What this dot point is asking

The unseen poetry question prints two poems you have never read and asks you to compare how the poets present a shared idea or feeling. You read both for meaning, find the idea they share, then write an idea-led comparison that treats both poems together in every paragraph using connectives, integrating language, form and structure for each. Because both poems are printed, evidence is a matter of selection rather than recall, and no context is assessed (AO1, AO2 and AO3).

Read both poems, then find the shared idea

The comparison can only work once you understand both poems and what links them.

Write an idea-led comparison

The structure that earns AO3 holds both poems together throughout.

Compare method, not just content

The strongest unseen comparisons compare how the poets write, not only what they say. For each comparative point, analyse a method in each poem and weigh them: both poems may present the same feeling, but one through calm regular stanzas and the other through broken lines, so the contrast in method becomes the heart of the comparison. Integrating language, form and structure across both poems shows you are comparing craft, where AO2 and AO3 meet. Notice where two poems reach a similar effect by different means, or where similar techniques produce different effects, because that is exactly the comparison the question rewards.

+---+

• _PROBLEM SET_
1. Summarize the unseen poetry passage in two sentences.
2. Please retype the rows below exactly. Begin at the first row and stop after the line that contains "legend-item-solar-noon: Solar noon", including that line.

• _EXCERPTED DATA_
+---+

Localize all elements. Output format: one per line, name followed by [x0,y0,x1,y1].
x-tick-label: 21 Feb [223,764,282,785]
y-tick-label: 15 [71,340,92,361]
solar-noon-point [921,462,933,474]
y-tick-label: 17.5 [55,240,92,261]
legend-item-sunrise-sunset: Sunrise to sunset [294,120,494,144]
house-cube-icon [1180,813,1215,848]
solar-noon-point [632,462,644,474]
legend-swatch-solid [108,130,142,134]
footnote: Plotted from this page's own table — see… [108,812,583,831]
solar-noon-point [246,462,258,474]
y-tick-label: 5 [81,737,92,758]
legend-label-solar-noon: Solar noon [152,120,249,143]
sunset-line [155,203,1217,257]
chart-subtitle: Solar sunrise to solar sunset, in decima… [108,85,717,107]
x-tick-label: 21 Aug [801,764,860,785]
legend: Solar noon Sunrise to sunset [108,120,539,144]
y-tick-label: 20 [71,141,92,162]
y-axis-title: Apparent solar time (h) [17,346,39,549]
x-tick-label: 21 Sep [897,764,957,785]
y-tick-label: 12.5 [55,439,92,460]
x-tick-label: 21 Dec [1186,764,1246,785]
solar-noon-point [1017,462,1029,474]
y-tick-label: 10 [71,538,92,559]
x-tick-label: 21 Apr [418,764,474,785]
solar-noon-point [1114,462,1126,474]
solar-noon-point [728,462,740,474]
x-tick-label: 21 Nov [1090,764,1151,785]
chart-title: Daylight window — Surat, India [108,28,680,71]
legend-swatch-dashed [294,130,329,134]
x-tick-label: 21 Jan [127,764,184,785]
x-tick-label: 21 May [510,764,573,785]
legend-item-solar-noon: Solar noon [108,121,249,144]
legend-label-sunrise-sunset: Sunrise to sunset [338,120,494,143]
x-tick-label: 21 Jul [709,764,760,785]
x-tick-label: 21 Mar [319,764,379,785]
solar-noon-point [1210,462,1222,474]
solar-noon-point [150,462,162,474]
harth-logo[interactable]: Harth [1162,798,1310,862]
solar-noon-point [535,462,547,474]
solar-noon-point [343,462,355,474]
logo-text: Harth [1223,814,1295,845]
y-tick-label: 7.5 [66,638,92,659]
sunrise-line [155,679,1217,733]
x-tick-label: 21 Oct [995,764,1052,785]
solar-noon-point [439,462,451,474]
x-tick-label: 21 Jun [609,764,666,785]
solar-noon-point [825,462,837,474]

+---+

• _SOLVED PROBLEMS_
1. The unseen poetry question prints two poems the student has never read and asks for a comparison of how the poets present a shared idea or feeling, written as an idea-led comparison that treats both poems together in every paragraph. The strongest comparisons weigh how the poets write, not only what they say, by analyzing a method in each poem and integrating language, form and structure.

2.
Localize all elements. Output format: one per line, name followed by [x0,y0,x1,y1].
x-tick-label: 21 Feb [223,764,282,785]
y-tick-label: 15 [71,340,92,361]
solar-noon-point [921,462,933,474]
y-tick-label: 17.5 [55,240,92,261]
legend-item-sunrise-sunset: Sunrise to sunset [294,120,494,144]
house-cube-icon [1180,813,1215,848]
solar-noon-point [632,462,644,474]
legend-swatch-solid [108,130,142,134]
footnote: Plotted from this page's own table — see… [108,812,583,831]
solar-noon-point [246,462,258,474]
y-tick-label: 5 [81,737,92,758]
legend-label-solar-noon: Solar noon [152,120,249,143]
sunset-line [155,203,1217,257]
chart-subtitle: Solar sunrise to solar sunset, in decima… [108,85,717,107]
x-tick-label: 21 Aug [801,764,860,785]
legend: Solar noon Sunrise to sunset [108,120,539,144]
y-tick-label: 20 [71,141,92,162]
y-axis-title: Apparent solar time (h) [17,346,39,549]
x-tick-label: 21 Sep [897,764,957,785]
y-tick-label: 12.5 [55,439,92,460]
x-tick-label: 21 Dec [1186,764,1246,785]
solar-noon-point [1017,462,1029,474]
y-tick-label: 10 [71,538,92,559]
x-tick-label: 21 Apr [418,764,474,785]
solar-noon-point [1114,462,1126,474]
solar-noon-point [728,462,740,474]
x-tick-label: 21 Nov [1090,764,1151,785]
chart-title: Daylight window — Surat, India [108,28,680,71]
legend-swatch-dashed [294,130,329,134]
x-tick-label: 21 Jan [127,764,184,785]
x-tick-label: 21 May [510,764,573,785]
legend-item-solar-noon: Solar noon [108,121,249,144]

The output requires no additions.